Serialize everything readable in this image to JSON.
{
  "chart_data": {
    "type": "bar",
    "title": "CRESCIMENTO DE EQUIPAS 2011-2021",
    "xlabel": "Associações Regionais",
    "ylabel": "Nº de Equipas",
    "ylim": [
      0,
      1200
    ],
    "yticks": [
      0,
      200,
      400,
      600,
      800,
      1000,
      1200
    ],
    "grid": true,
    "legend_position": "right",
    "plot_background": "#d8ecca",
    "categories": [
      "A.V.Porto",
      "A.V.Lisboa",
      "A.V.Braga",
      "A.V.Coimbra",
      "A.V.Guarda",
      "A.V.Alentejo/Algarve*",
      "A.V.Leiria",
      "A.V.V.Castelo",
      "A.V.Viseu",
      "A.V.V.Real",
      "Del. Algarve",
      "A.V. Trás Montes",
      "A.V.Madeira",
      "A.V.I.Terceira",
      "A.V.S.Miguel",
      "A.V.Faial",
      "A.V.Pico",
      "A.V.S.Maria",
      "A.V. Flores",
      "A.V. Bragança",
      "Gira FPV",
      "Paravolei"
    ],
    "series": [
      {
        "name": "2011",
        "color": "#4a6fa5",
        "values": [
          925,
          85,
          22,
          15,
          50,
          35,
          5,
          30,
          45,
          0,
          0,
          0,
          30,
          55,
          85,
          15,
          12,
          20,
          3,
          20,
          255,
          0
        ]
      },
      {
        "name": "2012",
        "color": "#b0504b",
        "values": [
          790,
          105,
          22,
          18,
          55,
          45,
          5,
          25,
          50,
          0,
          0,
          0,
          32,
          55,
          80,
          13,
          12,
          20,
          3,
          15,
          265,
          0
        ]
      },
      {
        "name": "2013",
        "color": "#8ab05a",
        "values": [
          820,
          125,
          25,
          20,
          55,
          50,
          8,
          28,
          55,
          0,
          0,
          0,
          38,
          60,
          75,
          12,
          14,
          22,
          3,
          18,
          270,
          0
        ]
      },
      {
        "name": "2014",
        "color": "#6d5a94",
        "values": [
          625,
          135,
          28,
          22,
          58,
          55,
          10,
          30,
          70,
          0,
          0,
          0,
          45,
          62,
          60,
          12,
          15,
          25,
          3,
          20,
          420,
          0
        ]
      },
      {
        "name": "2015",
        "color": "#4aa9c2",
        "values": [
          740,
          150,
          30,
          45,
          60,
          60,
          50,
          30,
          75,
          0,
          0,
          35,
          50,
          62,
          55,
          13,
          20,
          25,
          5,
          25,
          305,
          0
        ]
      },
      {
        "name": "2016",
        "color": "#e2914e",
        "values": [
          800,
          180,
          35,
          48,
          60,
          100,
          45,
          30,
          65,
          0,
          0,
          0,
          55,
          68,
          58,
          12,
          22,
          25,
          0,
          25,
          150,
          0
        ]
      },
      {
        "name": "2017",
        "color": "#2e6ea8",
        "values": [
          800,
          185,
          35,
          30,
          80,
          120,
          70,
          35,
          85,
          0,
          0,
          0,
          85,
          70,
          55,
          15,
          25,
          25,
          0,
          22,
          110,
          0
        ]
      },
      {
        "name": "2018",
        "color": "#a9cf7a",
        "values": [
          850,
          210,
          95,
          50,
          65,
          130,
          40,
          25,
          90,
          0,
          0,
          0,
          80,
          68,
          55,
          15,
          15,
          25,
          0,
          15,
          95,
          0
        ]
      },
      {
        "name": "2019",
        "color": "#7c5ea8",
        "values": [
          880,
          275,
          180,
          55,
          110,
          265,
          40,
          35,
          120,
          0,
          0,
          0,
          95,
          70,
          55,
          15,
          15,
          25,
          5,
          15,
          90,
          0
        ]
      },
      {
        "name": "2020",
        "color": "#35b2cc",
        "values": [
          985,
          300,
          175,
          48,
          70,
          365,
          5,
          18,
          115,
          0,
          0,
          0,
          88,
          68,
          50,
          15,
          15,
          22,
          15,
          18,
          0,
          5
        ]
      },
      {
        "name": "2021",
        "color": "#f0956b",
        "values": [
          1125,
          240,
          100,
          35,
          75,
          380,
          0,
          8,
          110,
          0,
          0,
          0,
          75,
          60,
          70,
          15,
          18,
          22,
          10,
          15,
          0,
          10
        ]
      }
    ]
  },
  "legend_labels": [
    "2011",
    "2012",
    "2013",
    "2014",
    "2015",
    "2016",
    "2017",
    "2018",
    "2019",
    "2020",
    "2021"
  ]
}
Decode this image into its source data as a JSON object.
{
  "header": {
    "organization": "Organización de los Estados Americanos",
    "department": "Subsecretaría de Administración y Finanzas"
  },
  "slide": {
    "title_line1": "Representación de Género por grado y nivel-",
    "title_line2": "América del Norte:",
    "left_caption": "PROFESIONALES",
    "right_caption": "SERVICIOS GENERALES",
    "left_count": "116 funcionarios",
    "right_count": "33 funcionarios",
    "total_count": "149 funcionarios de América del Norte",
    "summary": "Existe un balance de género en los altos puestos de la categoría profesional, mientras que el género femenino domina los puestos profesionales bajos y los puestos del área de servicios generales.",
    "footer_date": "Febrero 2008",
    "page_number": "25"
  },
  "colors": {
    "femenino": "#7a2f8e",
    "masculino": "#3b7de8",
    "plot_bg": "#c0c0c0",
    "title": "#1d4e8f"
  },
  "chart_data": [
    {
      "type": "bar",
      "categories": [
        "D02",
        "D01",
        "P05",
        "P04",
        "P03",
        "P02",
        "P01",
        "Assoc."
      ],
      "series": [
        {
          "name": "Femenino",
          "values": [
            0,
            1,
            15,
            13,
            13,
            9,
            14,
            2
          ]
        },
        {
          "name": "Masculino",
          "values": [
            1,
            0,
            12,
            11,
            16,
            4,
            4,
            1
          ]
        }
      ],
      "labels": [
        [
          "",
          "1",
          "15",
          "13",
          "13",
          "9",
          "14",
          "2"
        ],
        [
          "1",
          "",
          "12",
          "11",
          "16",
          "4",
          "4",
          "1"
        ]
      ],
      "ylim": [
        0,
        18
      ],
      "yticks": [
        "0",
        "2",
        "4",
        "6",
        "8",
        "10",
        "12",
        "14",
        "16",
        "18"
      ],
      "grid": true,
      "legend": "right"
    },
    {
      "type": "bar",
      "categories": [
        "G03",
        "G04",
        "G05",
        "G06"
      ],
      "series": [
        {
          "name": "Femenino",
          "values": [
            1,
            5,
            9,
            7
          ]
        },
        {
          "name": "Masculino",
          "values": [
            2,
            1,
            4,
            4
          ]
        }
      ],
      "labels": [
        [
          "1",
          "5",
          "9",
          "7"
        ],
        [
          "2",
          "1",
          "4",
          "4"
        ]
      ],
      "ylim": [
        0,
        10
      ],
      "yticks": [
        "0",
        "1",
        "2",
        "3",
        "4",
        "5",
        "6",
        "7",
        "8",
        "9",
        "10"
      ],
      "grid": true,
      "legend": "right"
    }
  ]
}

━━━━━━━━━━━━━━━━

> **What you have to do**: Please quote every record above exactly as it appears.

> **Result of this exercise**:
Serialize everything readable in this image to JSON.
{
  "chart_data": {
    "type": "bar",
    "title": "CRESCIMENTO DE EQUIPAS 2011-2021",
    "xlabel": "Associações Regionais",
    "ylabel": "Nº de Equipas",
    "ylim": [
      0,
      1200
    ],
    "yticks": [
      0,
      200,
      400,
      600,
      800,
      1000,
      1200
    ],
    "grid": true,
    "legend_position": "right",
    "plot_background": "#d8ecca",
    "categories": [
      "A.V.Porto",
      "A.V.Lisboa",
      "A.V.Braga",
      "A.V.Coimbra",
      "A.V.Guarda",
      "A.V.Alentejo/Algarve*",
      "A.V.Leiria",
      "A.V.V.Castelo",
      "A.V.Viseu",
      "A.V.V.Real",
      "Del. Algarve",
      "A.V. Trás Montes",
      "A.V.Madeira",
      "A.V.I.Terceira",
      "A.V.S.Miguel",
      "A.V.Faial",
      "A.V.Pico",
      "A.V.S.Maria",
      "A.V. Flores",
      "A.V. Bragança",
      "Gira FPV",
      "Paravolei"
    ],
    "series": [
      {
        "name": "2011",
        "color": "#4a6fa5",
        "values": [
          925,
          85,
          22,
          15,
          50,
          35,
          5,
          30,
          45,
          0,
          0,
          0,
          30,
          55,
          85,
          15,
          12,
          20,
          3,
          20,
          255,
          0
        ]
      },
      {
        "name": "2012",
        "color": "#b0504b",
        "values": [
          790,
          105,
          22,
          18,
          55,
          45,
          5,
          25,
          50,
          0,
          0,
          0,
          32,
          55,
          80,
          13,
          12,
          20,
          3,
          15,
          265,
          0
        ]
      },
      {
        "name": "2013",
        "color": "#8ab05a",
        "values": [
          820,
          125,
          25,
          20,
          55,
          50,
          8,
          28,
          55,
          0,
          0,
          0,
          38,
          60,
          75,
          12,
          14,
          22,
          3,
          18,
          270,
          0
        ]
      },
      {
        "name": "2014",
        "color": "#6d5a94",
        "values": [
          625,
          135,
          28,
          22,
          58,
          55,
          10,
          30,
          70,
          0,
          0,
          0,
          45,
          62,
          60,
          12,
          15,
          25,
          3,
          20,
          420,
          0
        ]
      },
      {
        "name": "2015",
        "color": "#4aa9c2",
        "values": [
          740,
          150,
          30,
          45,
          60,
          60,
          50,
          30,
          75,
          0,
          0,
          35,
          50,
          62,
          55,
          13,
          20,
          25,
          5,
          25,
          305,
          0
        ]
      },
      {
        "name": "2016",
        "color": "#e2914e",
        "values": [
          800,
          180,
          35,
          48,
          60,
          100,
          45,
          30,
          65,
          0,
          0,
          0,
          55,
          68,
          58,
          12,
          22,
          25,
          0,
          25,
          150,
          0
        ]
      },
      {
        "name": "2017",
        "color": "#2e6ea8",
        "values": [
          800,
          185,
          35,
          30,
          80,
          120,
          70,
          35,
          85,
          0,
          0,
          0,
          85,
          70,
          55,
          15,
          25,
          25,
          0,
          22,
          110,
          0
        ]
      },
      {
        "name": "2018",
        "color": "#a9cf7a",
        "values": [
          850,
          210,
          95,
          50,
          65,
          130,
          40,
          25,
          90,
          0,
          0,
          0,
          80,
          68,
          55,
          15,
          15,
          25,
          0,
          15,
          95,
          0
        ]
      },
      {
        "name": "2019",
        "color": "#7c5ea8",
        "values": [
          880,
          275,
          180,
          55,
          110,
          265,
          40,
          35,
          120,
          0,
          0,
          0,
          95,
          70,
          55,
          15,
          15,
          25,
          5,
          15,
          90,
          0
        ]
      },
      {
        "name": "2020",
        "color": "#35b2cc",
        "values": [
          985,
          300,
          175,
          48,
          70,
          365,
          5,
          18,
          115,
          0,
          0,
          0,
          88,
          68,
          50,
          15,
          15,
          22,
          15,
          18,
          0,
          5
        ]
      },
      {
        "name": "2021",
        "color": "#f0956b",
        "values": [
          1125,
          240,
          100,
          35,
          75,
          380,
          0,
          8,
          110,
          0,
          0,
          0,
          75,
          60,
          70,
          15,
          18,
          22,
          10,
          15,
          0,
          10
        ]
      }
    ]
  },
  "legend_labels": [
    "2011",
    "2012",
    "2013",
    "2014",
    "2015",
    "2016",
    "2017",
    "2018",
    "2019",
    "2020",
    "2021"
  ]
}
Decode this image into its source data as a JSON object.
{
  "header": {
    "organization": "Organización de los Estados Americanos",
    "department": "Subsecretaría de Administración y Finanzas"
  },
  "slide": {
    "title_line1": "Representación de Género por grado y nivel-",
    "title_line2": "América del Norte:",
    "left_caption": "PROFESIONALES",
    "right_caption": "SERVICIOS GENERALES",
    "left_count": "116 funcionarios",
    "right_count": "33 funcionarios",
    "total_count": "149 funcionarios de América del Norte",
    "summary": "Existe un balance de género en los altos puestos de la categoría profesional, mientras que el género femenino domina los puestos profesionales bajos y los puestos del área de servicios generales.",
    "footer_date": "Febrero 2008",
    "page_number": "25"
  },
  "colors": {
    "femenino": "#7a2f8e",
    "masculino": "#3b7de8",
    "plot_bg": "#c0c0c0",
    "title": "#1d4e8f"
  },
  "chart_data": [
    {
      "type": "bar",
      "categories": [
        "D02",
        "D01",
        "P05",
        "P04",
        "P03",
        "P02",
        "P01",
        "Assoc."
      ],
      "series": [
        {
          "name": "Femenino",
          "values": [
            0,
            1,
            15,
            13,
            13,
            9,
            14,
            2
          ]
        },
        {
          "name": "Masculino",
          "values": [
            1,
            0,
            12,
            11,
            16,
            4,
            4,
            1
          ]
        }
      ],
      "labels": [
        [
          "",
          "1",
          "15",
          "13",
          "13",
          "9",
          "14",
          "2"
        ],
        [
          "1",
          "",
          "12",
          "11",
          "16",
          "4",
          "4",
          "1"
        ]
      ],
      "ylim": [
        0,
        18
      ],
      "yticks": [
        "0",
        "2",
        "4",
        "6",
        "8",
        "10",
        "12",
        "14",
        "16",
        "18"
      ],
      "grid": true,
      "legend": "right"
    },
    {
      "type": "bar",
      "categories": [
        "G03",
        "G04",
        "G05",
        "G06"
      ],
      "series": [
        {
          "name": "Femenino",
          "values": [
            1,
            5,
            9,
            7
          ]
        },
        {
          "name": "Masculino",
          "values": [
            2,
            1,
            4,
            4
          ]
        }
      ],
      "labels": [
        [
          "1",
          "5",
          "9",
          "7"
        ],
        [
          "2",
          "1",
          "4",
          "4"
        ]
      ],
      "ylim": [
        0,
        10
      ],
      "yticks": [
        "0",
        "1",
        "2",
        "3",
        "4",
        "5",
        "6",
        "7",
        "8",
        "9",
        "10"
      ],
      "grid": true,
      "legend": "right"
    }
  ]
}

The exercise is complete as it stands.